(Extracts from a graphics dataset)
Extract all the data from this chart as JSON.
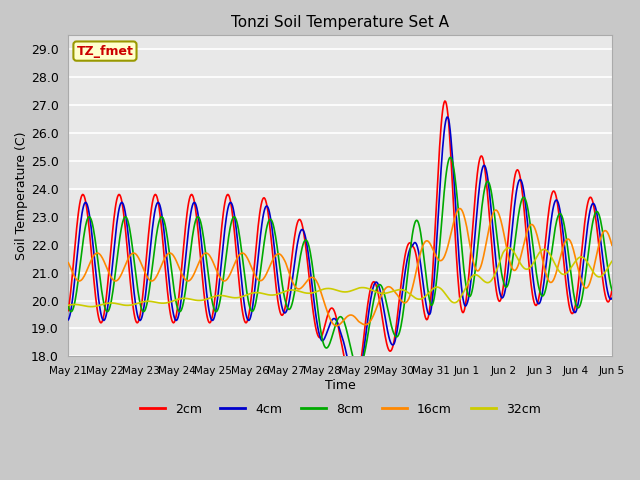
{
  "title": "Tonzi Soil Temperature Set A",
  "xlabel": "Time",
  "ylabel": "Soil Temperature (C)",
  "ylim": [
    18.0,
    29.5
  ],
  "yticks": [
    18.0,
    19.0,
    20.0,
    21.0,
    22.0,
    23.0,
    24.0,
    25.0,
    26.0,
    27.0,
    28.0,
    29.0
  ],
  "annotation_text": "TZ_fmet",
  "annotation_color": "#cc0000",
  "annotation_bg": "#ffffcc",
  "annotation_border": "#999900",
  "colors": {
    "2cm": "#ff0000",
    "4cm": "#0000cc",
    "8cm": "#00aa00",
    "16cm": "#ff8800",
    "32cm": "#cccc00"
  },
  "fig_bg": "#c8c8c8",
  "plot_bg": "#e8e8e8",
  "grid_color": "#ffffff",
  "x_labels": [
    "May 21",
    "May 22",
    "May 23",
    "May 24",
    "May 25",
    "May 26",
    "May 27",
    "May 28",
    "May 29",
    "May 30",
    "May 31",
    "Jun 1",
    "Jun 2",
    "Jun 3",
    "Jun 4",
    "Jun 5"
  ],
  "n_days": 15
}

*Short problem*.
From the data above, show each line that contains "Soil".

*Output*.
  "title": "Tonzi Soil Temperature Set A",
  "ylabel": "Soil Temperature (C)",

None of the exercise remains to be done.